**Problem statement**
Take every line that has the string "SetFN" and copy it out.

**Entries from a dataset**
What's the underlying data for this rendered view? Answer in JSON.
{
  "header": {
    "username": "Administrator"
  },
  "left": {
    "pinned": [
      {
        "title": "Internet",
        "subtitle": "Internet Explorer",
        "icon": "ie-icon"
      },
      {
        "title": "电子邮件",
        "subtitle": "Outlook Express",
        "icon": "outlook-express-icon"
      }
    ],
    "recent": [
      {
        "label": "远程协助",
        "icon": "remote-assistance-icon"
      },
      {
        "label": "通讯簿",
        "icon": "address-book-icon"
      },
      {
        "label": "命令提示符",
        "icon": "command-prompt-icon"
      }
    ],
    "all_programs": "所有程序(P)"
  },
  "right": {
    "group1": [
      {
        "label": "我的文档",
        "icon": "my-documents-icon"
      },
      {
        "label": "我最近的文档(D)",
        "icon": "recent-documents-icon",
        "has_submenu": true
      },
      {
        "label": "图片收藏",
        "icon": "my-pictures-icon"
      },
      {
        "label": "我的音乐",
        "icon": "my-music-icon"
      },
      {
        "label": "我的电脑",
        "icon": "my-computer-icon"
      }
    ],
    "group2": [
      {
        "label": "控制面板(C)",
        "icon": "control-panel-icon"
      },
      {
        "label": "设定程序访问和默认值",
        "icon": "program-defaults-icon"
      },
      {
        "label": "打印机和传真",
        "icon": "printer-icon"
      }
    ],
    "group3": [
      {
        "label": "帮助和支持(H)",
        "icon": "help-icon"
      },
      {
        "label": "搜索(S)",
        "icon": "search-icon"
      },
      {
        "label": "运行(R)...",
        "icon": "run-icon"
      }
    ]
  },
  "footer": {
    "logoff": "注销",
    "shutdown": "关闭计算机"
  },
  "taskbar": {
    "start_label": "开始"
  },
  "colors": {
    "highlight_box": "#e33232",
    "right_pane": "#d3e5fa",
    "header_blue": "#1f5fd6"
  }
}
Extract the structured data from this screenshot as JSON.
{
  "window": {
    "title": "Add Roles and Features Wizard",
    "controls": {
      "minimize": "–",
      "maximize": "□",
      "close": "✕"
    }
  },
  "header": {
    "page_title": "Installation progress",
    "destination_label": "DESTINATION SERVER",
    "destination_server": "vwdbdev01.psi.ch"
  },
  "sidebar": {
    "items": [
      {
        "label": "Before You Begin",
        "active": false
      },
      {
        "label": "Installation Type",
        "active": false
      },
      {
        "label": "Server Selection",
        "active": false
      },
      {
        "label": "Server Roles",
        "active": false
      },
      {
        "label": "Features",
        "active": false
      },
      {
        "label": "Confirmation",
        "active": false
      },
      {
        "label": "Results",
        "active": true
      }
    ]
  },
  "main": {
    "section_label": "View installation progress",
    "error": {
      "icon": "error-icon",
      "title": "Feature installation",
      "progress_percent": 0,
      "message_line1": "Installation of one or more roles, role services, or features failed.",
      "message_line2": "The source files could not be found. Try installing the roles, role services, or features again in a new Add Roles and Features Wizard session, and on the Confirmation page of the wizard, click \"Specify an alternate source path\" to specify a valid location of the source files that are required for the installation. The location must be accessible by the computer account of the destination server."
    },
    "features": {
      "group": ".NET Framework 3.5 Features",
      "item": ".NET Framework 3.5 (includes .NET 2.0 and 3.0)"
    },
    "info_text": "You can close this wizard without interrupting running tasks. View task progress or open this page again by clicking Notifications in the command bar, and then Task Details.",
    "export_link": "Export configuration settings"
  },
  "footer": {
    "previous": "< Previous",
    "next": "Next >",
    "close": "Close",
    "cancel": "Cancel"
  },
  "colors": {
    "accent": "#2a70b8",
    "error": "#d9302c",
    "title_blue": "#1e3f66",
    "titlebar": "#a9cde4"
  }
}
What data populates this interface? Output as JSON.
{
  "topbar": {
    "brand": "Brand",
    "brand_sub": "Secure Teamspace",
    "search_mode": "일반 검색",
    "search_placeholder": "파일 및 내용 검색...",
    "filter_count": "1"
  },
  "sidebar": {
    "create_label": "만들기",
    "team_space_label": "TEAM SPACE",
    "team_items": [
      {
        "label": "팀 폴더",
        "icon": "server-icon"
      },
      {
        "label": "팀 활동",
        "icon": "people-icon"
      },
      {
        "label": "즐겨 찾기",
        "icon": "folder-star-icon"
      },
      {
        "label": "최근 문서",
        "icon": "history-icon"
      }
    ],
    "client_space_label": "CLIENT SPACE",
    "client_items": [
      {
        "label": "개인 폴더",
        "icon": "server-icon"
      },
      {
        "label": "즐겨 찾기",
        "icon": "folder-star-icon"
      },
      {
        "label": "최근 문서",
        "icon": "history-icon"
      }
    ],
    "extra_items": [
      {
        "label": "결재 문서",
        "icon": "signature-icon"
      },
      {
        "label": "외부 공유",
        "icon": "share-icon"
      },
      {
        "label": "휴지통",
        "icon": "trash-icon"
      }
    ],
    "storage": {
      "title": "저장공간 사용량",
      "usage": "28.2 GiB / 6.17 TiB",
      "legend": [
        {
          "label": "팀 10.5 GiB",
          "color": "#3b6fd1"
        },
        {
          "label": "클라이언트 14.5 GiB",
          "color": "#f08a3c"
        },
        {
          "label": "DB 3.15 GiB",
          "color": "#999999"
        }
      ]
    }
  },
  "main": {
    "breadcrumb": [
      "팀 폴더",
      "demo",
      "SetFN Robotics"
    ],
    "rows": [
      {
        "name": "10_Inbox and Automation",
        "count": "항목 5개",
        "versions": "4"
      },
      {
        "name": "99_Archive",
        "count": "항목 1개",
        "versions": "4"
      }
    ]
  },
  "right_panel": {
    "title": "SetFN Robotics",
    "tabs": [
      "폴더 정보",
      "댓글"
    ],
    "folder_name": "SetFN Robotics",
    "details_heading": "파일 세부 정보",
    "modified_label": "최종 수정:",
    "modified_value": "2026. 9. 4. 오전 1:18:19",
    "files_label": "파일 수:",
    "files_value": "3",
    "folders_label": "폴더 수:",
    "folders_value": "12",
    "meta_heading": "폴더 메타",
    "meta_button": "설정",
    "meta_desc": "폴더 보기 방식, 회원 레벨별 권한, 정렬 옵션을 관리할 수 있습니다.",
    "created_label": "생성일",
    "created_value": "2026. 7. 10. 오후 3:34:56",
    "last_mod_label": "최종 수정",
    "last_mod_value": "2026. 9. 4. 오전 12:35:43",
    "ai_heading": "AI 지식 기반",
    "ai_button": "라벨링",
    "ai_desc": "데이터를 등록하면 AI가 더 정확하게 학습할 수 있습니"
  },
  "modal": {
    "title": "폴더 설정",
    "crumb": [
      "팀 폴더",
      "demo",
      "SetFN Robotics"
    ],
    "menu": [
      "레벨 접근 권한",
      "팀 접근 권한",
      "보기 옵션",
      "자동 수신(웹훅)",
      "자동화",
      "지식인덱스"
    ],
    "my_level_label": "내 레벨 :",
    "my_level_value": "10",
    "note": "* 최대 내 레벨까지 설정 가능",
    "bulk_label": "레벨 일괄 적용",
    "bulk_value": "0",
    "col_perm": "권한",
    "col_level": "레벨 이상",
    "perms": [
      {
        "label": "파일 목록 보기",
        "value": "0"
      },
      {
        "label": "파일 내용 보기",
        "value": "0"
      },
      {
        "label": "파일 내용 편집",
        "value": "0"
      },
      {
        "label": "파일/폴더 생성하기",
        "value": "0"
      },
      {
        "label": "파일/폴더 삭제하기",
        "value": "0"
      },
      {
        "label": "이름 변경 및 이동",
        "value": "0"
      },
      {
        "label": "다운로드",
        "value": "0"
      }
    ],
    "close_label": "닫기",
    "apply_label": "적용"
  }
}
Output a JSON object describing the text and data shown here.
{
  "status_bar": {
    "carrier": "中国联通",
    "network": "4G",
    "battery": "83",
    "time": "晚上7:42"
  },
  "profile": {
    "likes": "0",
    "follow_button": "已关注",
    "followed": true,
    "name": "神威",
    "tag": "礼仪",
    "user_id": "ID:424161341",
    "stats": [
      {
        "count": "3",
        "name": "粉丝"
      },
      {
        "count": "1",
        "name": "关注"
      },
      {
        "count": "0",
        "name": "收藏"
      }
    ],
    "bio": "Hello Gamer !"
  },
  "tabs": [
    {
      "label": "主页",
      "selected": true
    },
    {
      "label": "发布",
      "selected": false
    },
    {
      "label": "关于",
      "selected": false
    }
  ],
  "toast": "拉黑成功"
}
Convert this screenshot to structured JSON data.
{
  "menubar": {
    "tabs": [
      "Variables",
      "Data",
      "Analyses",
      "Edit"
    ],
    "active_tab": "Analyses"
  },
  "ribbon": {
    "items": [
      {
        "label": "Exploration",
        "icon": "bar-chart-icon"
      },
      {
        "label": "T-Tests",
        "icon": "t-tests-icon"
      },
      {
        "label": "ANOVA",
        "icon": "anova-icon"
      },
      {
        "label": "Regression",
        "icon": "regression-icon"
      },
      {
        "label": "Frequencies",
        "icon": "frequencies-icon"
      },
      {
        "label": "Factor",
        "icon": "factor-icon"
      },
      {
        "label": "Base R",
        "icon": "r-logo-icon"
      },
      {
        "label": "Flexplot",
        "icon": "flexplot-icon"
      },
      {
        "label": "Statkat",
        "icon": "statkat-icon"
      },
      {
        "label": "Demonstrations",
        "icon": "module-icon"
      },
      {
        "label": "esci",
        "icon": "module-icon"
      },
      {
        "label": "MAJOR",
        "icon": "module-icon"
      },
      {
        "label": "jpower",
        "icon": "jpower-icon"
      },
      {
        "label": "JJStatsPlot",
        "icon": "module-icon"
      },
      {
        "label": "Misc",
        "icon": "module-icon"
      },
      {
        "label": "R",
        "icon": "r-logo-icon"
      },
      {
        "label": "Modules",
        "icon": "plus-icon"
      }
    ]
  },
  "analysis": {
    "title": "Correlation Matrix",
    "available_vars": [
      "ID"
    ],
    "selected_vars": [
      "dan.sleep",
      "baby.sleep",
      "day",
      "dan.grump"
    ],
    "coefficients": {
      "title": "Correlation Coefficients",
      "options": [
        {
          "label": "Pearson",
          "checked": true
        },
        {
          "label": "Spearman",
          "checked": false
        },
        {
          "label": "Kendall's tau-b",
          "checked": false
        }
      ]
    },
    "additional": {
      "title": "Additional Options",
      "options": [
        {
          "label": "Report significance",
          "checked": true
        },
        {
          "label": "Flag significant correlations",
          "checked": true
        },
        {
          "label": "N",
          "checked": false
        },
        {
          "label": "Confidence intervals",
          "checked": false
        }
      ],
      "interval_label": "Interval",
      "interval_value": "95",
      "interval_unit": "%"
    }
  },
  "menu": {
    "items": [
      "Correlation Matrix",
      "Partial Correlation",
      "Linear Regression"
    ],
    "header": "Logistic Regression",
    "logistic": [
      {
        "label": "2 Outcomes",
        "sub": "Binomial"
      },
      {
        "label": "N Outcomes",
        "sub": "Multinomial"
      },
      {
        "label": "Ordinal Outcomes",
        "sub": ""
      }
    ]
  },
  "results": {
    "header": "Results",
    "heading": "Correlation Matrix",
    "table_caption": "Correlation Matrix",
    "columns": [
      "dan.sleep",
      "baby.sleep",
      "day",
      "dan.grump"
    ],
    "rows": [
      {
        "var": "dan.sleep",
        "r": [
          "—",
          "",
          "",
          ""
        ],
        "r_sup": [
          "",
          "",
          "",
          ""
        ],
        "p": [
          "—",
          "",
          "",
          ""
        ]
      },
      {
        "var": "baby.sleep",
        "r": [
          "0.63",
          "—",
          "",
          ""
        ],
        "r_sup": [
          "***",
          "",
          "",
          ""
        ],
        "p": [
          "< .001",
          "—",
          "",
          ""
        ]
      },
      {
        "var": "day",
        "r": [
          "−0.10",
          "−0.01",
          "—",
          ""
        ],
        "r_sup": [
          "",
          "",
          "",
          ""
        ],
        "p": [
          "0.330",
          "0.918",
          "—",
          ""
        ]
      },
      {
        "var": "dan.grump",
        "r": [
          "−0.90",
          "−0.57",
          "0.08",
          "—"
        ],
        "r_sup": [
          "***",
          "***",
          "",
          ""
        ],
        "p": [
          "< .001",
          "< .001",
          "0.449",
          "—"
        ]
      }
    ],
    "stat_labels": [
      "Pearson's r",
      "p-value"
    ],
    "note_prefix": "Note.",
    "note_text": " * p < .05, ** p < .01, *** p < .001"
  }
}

**The completed task**
      "SetFN Robotics"
    "title": "SetFN Robotics",
    "folder_name": "SetFN Robotics",
      "SetFN Robotics"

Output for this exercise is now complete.